EXTRACTED MATERIAL —
___

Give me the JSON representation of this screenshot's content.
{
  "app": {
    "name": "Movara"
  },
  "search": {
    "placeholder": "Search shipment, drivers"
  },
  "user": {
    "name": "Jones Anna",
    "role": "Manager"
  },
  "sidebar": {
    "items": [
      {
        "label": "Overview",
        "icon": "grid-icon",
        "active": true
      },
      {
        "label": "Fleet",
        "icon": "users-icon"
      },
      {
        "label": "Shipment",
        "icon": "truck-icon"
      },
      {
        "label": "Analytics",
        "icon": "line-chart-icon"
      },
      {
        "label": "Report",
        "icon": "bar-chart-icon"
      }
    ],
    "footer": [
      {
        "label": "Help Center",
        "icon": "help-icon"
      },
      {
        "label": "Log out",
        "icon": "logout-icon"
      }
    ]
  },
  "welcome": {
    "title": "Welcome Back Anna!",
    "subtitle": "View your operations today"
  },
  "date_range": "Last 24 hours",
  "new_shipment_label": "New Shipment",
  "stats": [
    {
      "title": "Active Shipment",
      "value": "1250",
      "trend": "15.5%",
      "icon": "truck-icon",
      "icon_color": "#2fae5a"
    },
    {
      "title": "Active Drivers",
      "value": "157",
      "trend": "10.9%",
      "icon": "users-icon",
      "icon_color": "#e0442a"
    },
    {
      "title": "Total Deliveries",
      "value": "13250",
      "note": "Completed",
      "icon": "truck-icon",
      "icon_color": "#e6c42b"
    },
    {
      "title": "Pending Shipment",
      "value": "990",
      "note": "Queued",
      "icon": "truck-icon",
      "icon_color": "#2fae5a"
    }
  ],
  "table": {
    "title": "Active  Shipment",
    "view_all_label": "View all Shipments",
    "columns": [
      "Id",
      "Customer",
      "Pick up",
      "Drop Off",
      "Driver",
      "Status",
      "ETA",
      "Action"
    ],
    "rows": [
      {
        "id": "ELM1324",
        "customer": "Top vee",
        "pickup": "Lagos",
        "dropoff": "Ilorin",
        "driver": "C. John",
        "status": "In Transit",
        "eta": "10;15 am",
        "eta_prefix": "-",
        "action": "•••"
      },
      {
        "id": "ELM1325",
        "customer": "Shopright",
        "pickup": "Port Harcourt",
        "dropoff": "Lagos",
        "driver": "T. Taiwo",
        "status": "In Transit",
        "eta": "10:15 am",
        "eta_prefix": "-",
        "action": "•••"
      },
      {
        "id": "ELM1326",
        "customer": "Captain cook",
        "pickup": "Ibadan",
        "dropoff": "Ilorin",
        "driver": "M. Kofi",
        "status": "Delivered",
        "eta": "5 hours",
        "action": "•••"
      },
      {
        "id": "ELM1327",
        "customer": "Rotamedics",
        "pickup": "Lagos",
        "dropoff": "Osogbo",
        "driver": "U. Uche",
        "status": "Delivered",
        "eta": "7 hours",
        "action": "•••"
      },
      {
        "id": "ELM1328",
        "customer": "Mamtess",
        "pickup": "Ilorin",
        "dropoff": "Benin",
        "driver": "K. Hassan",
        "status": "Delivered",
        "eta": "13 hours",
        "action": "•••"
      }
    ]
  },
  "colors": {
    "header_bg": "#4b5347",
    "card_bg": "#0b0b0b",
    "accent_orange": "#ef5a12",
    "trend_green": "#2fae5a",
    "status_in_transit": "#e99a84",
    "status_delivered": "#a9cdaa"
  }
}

___

PROBLEM DETAILS — Go through the entries above and count the lines containing the word "pickup"; give only that count.

COMPLETE ANSWER — 5